> Record extracts
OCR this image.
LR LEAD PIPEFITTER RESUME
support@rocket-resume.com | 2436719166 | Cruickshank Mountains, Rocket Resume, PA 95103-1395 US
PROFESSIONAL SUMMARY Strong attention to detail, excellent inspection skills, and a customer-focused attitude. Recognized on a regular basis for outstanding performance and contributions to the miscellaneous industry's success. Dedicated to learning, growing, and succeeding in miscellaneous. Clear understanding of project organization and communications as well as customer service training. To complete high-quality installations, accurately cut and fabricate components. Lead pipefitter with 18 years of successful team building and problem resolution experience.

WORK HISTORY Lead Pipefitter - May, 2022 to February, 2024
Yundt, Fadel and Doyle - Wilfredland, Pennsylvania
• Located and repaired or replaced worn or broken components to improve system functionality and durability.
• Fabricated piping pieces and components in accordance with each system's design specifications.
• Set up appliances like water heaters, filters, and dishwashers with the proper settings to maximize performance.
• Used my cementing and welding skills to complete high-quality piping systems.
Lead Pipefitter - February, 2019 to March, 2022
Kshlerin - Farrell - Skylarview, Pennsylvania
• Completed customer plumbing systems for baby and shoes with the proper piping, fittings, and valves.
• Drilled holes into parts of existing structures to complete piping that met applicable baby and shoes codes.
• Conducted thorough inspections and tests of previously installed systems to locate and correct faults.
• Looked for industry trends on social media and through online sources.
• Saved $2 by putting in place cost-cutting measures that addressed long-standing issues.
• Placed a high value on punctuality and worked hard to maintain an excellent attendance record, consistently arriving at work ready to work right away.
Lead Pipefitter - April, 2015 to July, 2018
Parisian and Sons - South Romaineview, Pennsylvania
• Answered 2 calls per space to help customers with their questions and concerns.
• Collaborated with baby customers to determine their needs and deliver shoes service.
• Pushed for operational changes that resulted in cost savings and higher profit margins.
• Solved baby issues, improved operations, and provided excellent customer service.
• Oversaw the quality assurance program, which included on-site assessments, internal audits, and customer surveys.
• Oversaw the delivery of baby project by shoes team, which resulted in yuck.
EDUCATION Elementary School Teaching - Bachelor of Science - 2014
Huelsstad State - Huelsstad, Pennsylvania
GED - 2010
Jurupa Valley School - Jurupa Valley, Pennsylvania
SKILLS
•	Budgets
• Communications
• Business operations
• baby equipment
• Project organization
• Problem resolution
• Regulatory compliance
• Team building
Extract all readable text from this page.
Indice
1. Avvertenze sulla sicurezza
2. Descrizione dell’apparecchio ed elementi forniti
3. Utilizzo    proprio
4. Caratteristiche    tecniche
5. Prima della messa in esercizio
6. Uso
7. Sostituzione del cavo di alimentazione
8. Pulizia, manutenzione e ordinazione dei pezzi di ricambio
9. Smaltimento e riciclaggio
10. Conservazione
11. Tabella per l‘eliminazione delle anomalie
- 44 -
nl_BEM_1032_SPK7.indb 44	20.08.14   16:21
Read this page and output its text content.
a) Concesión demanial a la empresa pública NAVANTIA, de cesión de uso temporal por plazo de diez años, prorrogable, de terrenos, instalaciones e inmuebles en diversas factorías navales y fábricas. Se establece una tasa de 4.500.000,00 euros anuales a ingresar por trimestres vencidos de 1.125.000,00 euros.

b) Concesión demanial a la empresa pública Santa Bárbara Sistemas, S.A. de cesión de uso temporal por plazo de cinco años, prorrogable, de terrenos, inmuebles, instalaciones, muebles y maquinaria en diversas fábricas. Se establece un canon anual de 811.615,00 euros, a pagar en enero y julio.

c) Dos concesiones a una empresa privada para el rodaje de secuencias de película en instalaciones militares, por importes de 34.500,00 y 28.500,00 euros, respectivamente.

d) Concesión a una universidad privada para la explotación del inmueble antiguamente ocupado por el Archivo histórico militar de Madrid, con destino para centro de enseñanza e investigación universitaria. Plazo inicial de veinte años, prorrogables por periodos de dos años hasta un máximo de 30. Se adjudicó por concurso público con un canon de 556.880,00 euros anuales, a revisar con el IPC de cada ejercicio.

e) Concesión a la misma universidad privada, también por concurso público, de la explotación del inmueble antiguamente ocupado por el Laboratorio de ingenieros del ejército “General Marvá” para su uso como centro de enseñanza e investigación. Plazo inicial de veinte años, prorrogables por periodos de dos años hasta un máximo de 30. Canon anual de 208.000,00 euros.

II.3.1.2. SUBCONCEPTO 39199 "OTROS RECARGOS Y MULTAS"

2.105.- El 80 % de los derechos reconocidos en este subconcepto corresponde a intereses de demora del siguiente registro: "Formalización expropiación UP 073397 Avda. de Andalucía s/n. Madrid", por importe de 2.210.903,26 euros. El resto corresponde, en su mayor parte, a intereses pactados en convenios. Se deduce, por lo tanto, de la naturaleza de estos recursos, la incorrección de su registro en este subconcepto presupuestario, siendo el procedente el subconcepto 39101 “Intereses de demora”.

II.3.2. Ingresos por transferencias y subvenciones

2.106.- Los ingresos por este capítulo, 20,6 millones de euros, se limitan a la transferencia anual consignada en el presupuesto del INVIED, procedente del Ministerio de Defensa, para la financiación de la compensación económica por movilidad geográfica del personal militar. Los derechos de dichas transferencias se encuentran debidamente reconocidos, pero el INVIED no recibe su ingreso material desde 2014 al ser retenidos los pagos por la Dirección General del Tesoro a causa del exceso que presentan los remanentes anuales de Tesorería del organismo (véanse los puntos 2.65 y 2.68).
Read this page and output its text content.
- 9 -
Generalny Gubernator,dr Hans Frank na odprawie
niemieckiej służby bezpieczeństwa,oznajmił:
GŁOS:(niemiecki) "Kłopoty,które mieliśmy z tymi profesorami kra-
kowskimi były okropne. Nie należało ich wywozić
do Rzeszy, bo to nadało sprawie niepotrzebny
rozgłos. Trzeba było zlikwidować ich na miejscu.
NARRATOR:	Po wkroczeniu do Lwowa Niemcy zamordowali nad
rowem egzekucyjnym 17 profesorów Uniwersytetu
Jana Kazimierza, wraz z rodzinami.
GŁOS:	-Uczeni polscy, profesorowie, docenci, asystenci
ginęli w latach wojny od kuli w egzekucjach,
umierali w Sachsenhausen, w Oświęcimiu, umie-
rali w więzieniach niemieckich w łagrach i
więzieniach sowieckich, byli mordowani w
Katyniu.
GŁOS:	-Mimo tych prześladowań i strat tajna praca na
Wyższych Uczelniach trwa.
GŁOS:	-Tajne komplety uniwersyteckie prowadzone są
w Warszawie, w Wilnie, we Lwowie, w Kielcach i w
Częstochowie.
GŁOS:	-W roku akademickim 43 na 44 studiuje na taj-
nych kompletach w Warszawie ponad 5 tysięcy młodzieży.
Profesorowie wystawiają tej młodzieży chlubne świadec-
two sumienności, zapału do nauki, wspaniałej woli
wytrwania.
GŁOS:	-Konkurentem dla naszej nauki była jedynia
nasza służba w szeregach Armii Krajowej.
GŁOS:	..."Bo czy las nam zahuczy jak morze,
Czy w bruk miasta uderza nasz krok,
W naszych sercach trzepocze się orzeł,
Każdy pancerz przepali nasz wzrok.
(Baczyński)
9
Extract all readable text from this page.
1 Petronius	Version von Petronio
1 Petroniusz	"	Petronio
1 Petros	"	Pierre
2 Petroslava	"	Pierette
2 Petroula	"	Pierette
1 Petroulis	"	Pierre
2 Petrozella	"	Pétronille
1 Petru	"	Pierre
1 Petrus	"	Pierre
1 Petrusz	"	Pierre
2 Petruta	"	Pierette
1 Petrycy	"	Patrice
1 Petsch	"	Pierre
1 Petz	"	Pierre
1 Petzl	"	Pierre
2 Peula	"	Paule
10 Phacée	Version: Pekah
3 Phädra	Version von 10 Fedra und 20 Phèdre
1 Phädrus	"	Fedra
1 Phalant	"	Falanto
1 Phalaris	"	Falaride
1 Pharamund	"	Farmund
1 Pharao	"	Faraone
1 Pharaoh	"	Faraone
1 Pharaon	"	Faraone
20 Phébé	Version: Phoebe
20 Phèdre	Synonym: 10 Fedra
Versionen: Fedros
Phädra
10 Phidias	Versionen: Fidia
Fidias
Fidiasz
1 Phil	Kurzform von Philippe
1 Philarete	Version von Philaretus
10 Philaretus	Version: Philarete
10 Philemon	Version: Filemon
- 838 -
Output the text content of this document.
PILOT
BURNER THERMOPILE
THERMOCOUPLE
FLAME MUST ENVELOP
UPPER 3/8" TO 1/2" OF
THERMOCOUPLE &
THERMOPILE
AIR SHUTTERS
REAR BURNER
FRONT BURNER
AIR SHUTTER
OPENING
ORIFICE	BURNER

> Request
Among the entries above, identify all lines with "pública" and copy them.

> Reply to the task
a) Concesión demanial a la empresa pública NAVANTIA, de cesión de uso temporal por plazo de diez años, prorrogable, de terrenos, instalaciones e inmuebles en diversas factorías navales y fábricas. Se establece una tasa de 4.500.000,00 euros anuales a ingresar por trimestres vencidos de 1.125.000,00 euros.
b) Concesión demanial a la empresa pública Santa Bárbara Sistemas, S.A. de cesión de uso temporal por plazo de cinco años, prorrogable, de terrenos, inmuebles, instalaciones, muebles y maquinaria en diversas fábricas. Se establece un canon anual de 811.615,00 euros, a pagar en enero y julio.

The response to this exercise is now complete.